Retype exactly the line holding "Transcribe this image's" and each line that follows, down to the last one. Exclude pictures.

Stored data =
-- Start --

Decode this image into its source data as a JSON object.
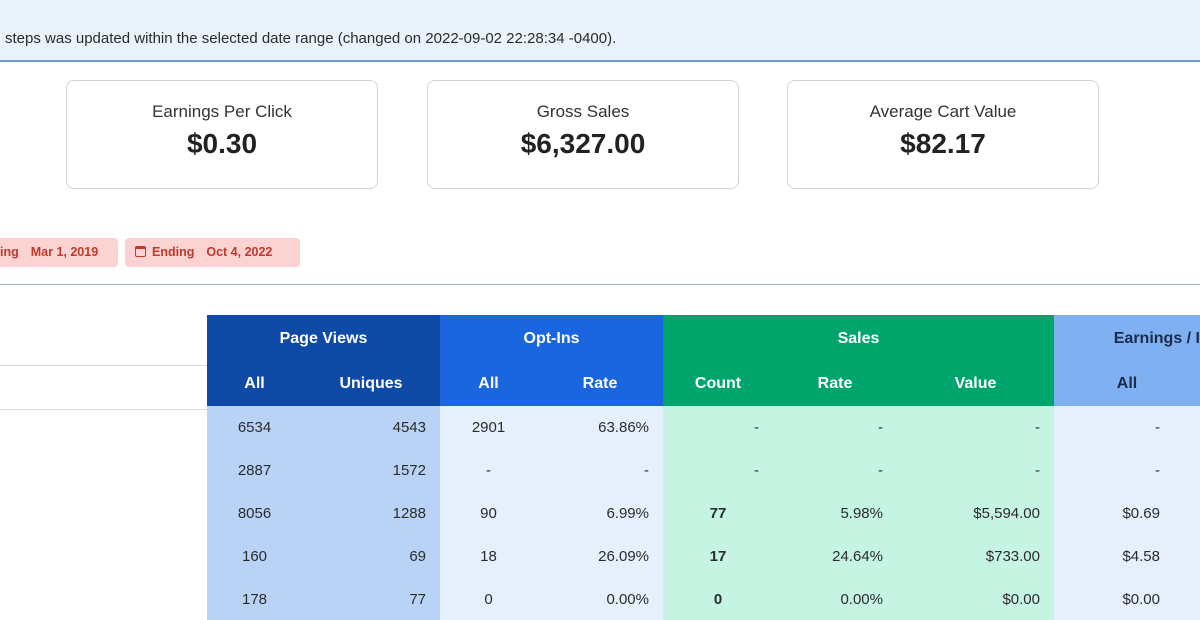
{
  "notice": "steps was updated within the selected date range (changed on 2022-09-02 22:28:34 -0400).",
  "stats": [
    {
      "label": "Earnings Per Click",
      "value": "$0.30"
    },
    {
      "label": "Gross Sales",
      "value": "$6,327.00"
    },
    {
      "label": "Average Cart Value",
      "value": "$82.17"
    }
  ],
  "date_filters": {
    "start": {
      "label": "ing",
      "value": "Mar 1, 2019"
    },
    "end": {
      "label": "Ending",
      "value": "Oct 4, 2022",
      "icon": "calendar-icon"
    }
  },
  "table": {
    "groups": [
      "Page Views",
      "Opt-Ins",
      "Sales",
      "Earnings / I"
    ],
    "subheaders": [
      "All",
      "Uniques",
      "All",
      "Rate",
      "Count",
      "Rate",
      "Value",
      "All"
    ],
    "rows": [
      [
        "6534",
        "4543",
        "2901",
        "63.86%",
        "-",
        "-",
        "-",
        "-"
      ],
      [
        "2887",
        "1572",
        "-",
        "-",
        "-",
        "-",
        "-",
        "-"
      ],
      [
        "8056",
        "1288",
        "90",
        "6.99%",
        "77",
        "5.98%",
        "$5,594.00",
        "$0.69"
      ],
      [
        "160",
        "69",
        "18",
        "26.09%",
        "17",
        "24.64%",
        "$733.00",
        "$4.58"
      ],
      [
        "178",
        "77",
        "0",
        "0.00%",
        "0",
        "0.00%",
        "$0.00",
        "$0.00"
      ]
    ]
  },
  "colors": {
    "page_views": "#0f4aa6",
    "opt_ins": "#1a66de",
    "sales": "#00a56b",
    "earnings": "#7fb0f2",
    "date_tag": "#fbd3d3"
  }
}
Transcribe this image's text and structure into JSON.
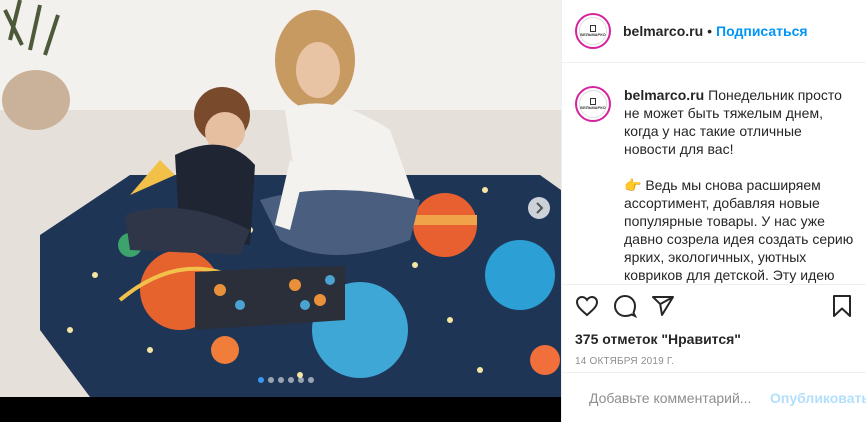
{
  "post": {
    "username": "belmarco.ru",
    "bullet": "•",
    "follow_label": "Подписаться",
    "avatar_text": "БЕЛЬМАРКО",
    "caption": {
      "username": "belmarco.ru",
      "para1": "Понедельник просто не может быть тяжелым днем, когда у нас такие отличные новости для вас!",
      "para2": "👉 Ведь мы снова расширяем ассортимент, добавляя новые популярные товары. У нас уже давно созрела идея создать серию ярких, экологичных, уютных ковриков для детской. Эту идею поддержали и наши клиенты."
    },
    "likes": "375 отметок \"Нравится\"",
    "date": "14 октября 2019 г.",
    "comment_placeholder": "Добавьте комментарий...",
    "post_button": "Опубликовать",
    "carousel": {
      "total": 6,
      "active": 1
    }
  },
  "icons": {
    "like": "heart-icon",
    "comment": "comment-bubble-icon",
    "share": "paper-plane-icon",
    "save": "bookmark-icon",
    "emoji": "smiley-icon",
    "next": "chevron-right-icon"
  },
  "colors": {
    "link_blue": "#0095f6",
    "post_disabled": "#b2dffc",
    "avatar_ring": "#d6249f",
    "carousel_active": "#3897f0"
  }
}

-- End --

IN RESPONSE =
Transcribe this image's text and structure into JSON.
{
  "post": {
    "username": "belmarco.ru",
    "bullet": "•",
    "follow_label": "Подписаться",
    "avatar_text": "БЕЛЬМАРКО",
    "caption": {
      "username": "belmarco.ru",
      "para1": "Понедельник просто не может быть тяжелым днем, когда у нас такие отличные новости для вас!",
      "para2": "👉 Ведь мы снова расширяем ассортимент, добавляя новые популярные товары. У нас уже давно созрела идея создать серию ярких, экологичных, уютных ковриков для детской. Эту идею поддержали и наши клиенты."
    },
    "likes": "375 отметок \"Нравится\"",
    "date": "14 октября 2019 г.",
    "comment_placeholder": "Добавьте комментарий...",
    "post_button": "Опубликовать",
    "carousel": {
      "total": 6,
      "active": 1
    }
  },
  "icons": {
    "like": "heart-icon",
    "comment": "comment-bubble-icon",
    "share": "paper-plane-icon",
    "save": "bookmark-icon",
    "emoji": "smiley-icon",
    "next": "chevron-right-icon"
  },
  "colors": {
    "link_blue": "#0095f6",
    "post_disabled": "#b2dffc",
    "avatar_ring": "#d6249f",
    "carousel_active": "#3897f0"
  }
}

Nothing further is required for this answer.